Prompt:
Collect all lines from the listing that include the string "Reese".

Records for this task:
***

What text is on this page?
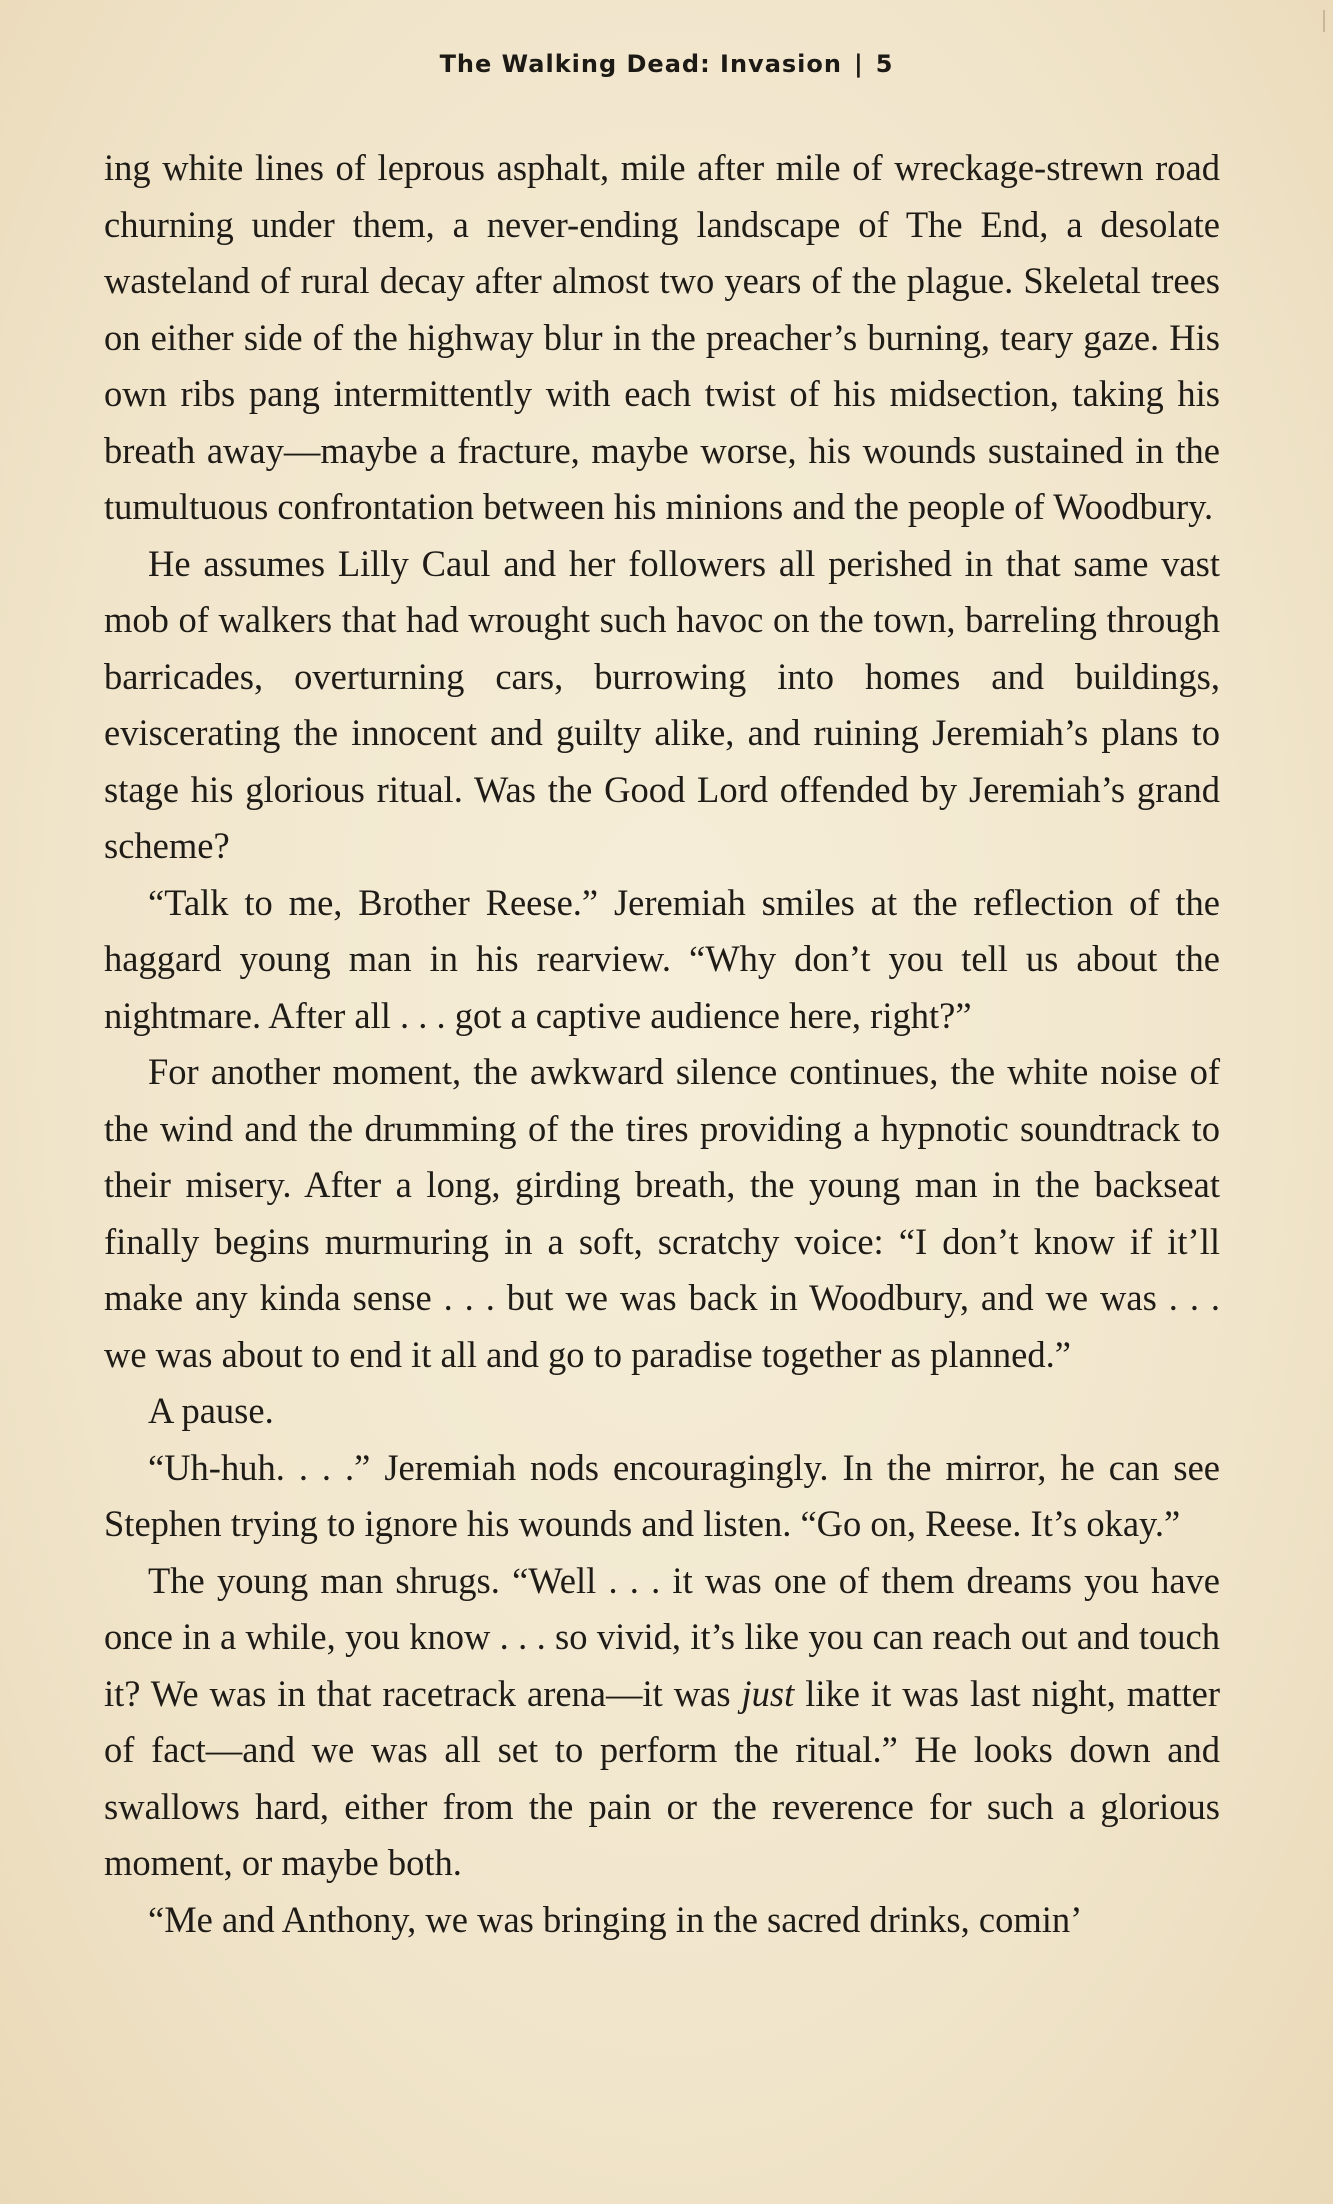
The Walking Dead: Invasion | 5

ing white lines of leprous asphalt, mile after mile of wreckage-strewn road churning under them, a never-ending landscape of The End, a desolate wasteland of rural decay after almost two years of the plague. Skeletal trees on either side of the highway blur in the preacher’s burning, teary gaze. His own ribs pang intermittently with each twist of his midsection, taking his breath away—maybe a fracture, maybe worse, his wounds sustained in the tumultuous confrontation between his minions and the people of Woodbury.

He assumes Lilly Caul and her followers all perished in that same vast mob of walkers that had wrought such havoc on the town, barreling through barricades, overturning cars, burrowing into homes and buildings, eviscerating the innocent and guilty alike, and ruining Jeremiah’s plans to stage his glorious ritual. Was the Good Lord offended by Jeremiah’s grand scheme?

“Talk to me, Brother Reese.” Jeremiah smiles at the reflection of the haggard young man in his rearview. “Why don’t you tell us about the nightmare. After all . . . got a captive audience here, right?”

For another moment, the awkward silence continues, the white noise of the wind and the drumming of the tires providing a hypnotic soundtrack to their misery. After a long, girding breath, the young man in the backseat finally begins murmuring in a soft, scratchy voice: “I don’t know if it’ll make any kinda sense . . . but we was back in Woodbury, and we was . . . we was about to end it all and go to paradise together as planned.”

A pause.

“Uh-huh. . . .” Jeremiah nods encouragingly. In the mirror, he can see Stephen trying to ignore his wounds and listen. “Go on, Reese. It’s okay.”

The young man shrugs. “Well . . . it was one of them dreams you have once in a while, you know . . . so vivid, it’s like you can reach out and touch it? We was in that racetrack arena—it was just like it was last night, matter of fact—and we was all set to perform the ritual.” He looks down and swallows hard, either from the pain or the reverence for such a glorious moment, or maybe both.

“Me and Anthony, we was bringing in the sacred drinks, comin’
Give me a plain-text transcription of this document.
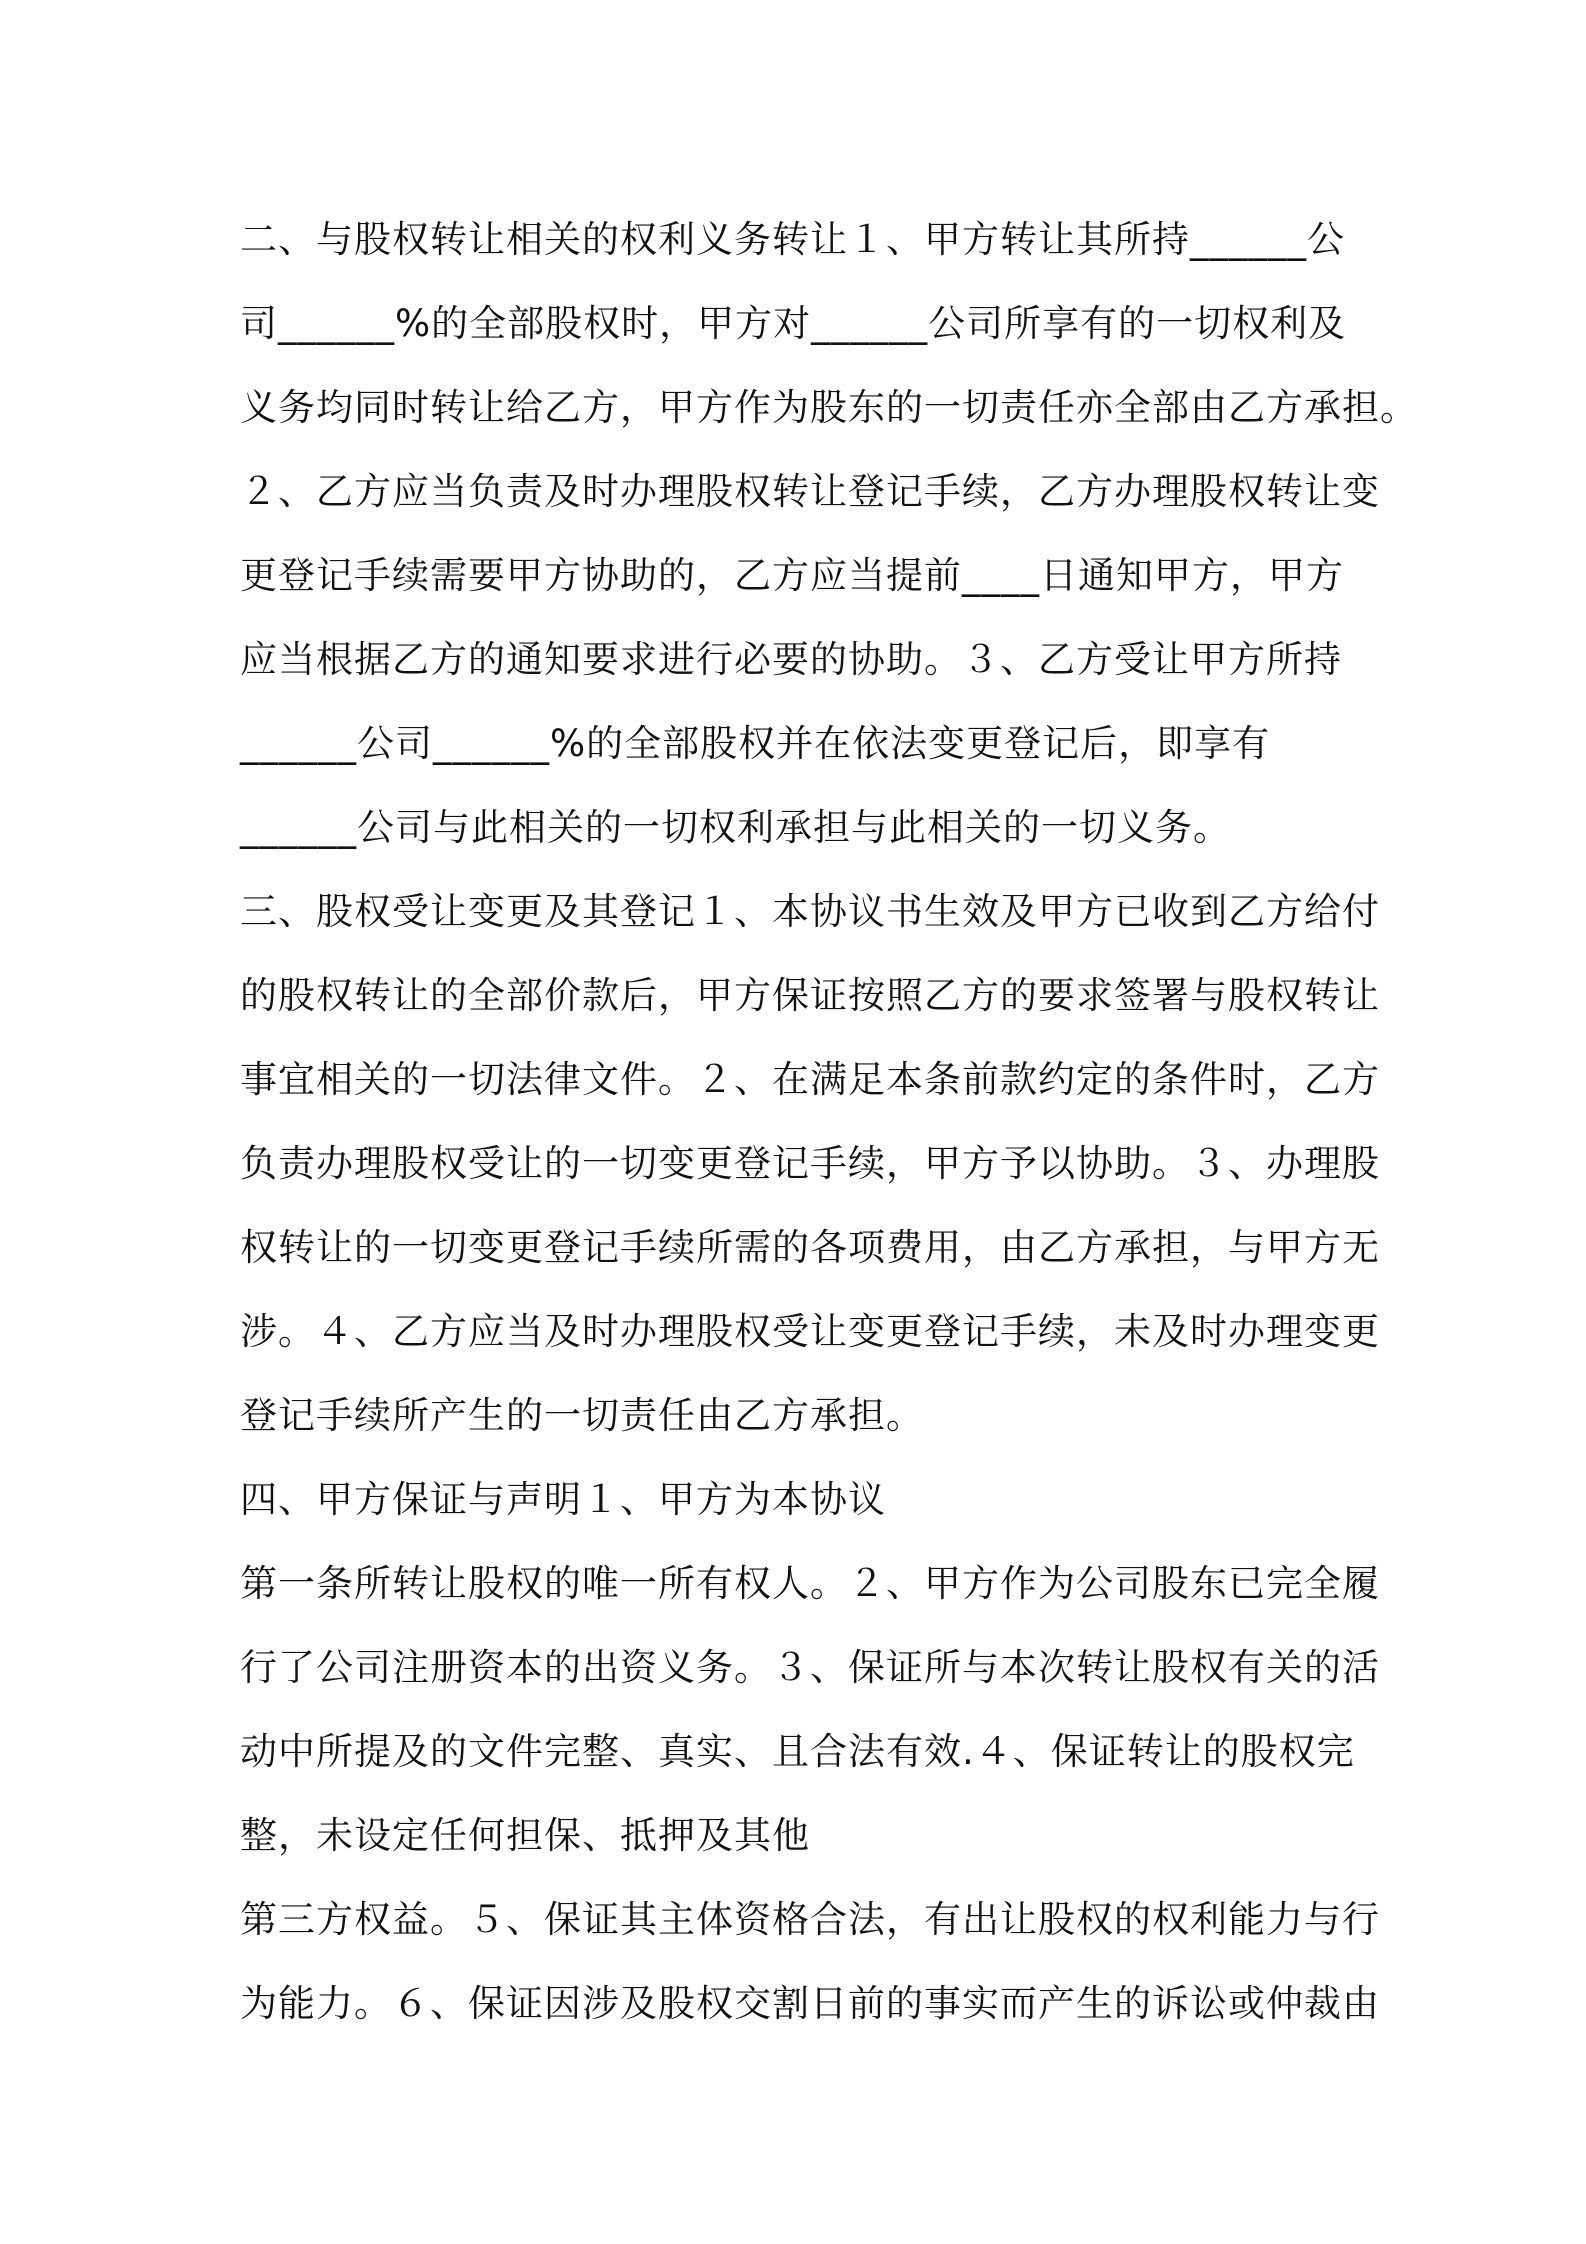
二、与股权转让相关的权利义务转让１、甲方转让其所持______公
司______%的全部股权时，甲方对______公司所享有的一切权利及
义务均同时转让给乙方，甲方作为股东的一切责任亦全部由乙方承担。
２、乙方应当负责及时办理股权转让登记手续，乙方办理股权转让变
更登记手续需要甲方协助的，乙方应当提前____日通知甲方，甲方
应当根据乙方的通知要求进行必要的协助。３、乙方受让甲方所持
______公司______%的全部股权并在依法变更登记后，即享有
______公司与此相关的一切权利承担与此相关的一切义务。
三、股权受让变更及其登记１、本协议书生效及甲方已收到乙方给付
的股权转让的全部价款后，甲方保证按照乙方的要求签署与股权转让
事宜相关的一切法律文件。２、在满足本条前款约定的条件时，乙方
负责办理股权受让的一切变更登记手续，甲方予以协助。３、办理股
权转让的一切变更登记手续所需的各项费用，由乙方承担，与甲方无
涉。４、乙方应当及时办理股权受让变更登记手续，未及时办理变更
登记手续所产生的一切责任由乙方承担。
四、甲方保证与声明１、甲方为本协议
第一条所转让股权的唯一所有权人。２、甲方作为公司股东已完全履
行了公司注册资本的出资义务。３、保证所与本次转让股权有关的活
动中所提及的文件完整、真实、且合法有效.４、保证转让的股权完
整，未设定任何担保、抵押及其他
第三方权益。５、保证其主体资格合法，有出让股权的权利能力与行
为能力。６、保证因涉及股权交割日前的事实而产生的诉讼或仲裁由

***

Solution for this problem:
“Talk to me, Brother Reese.” Jeremiah smiles at the reflection of the haggard young man in his rearview. “Why don’t you tell us about the nightmare. After all . . . got a captive audience here, right?”
“Uh-huh. . . .” Jeremiah nods encouragingly. In the mirror, he can see Stephen trying to ignore his wounds and listen. “Go on, Reese. It’s okay.”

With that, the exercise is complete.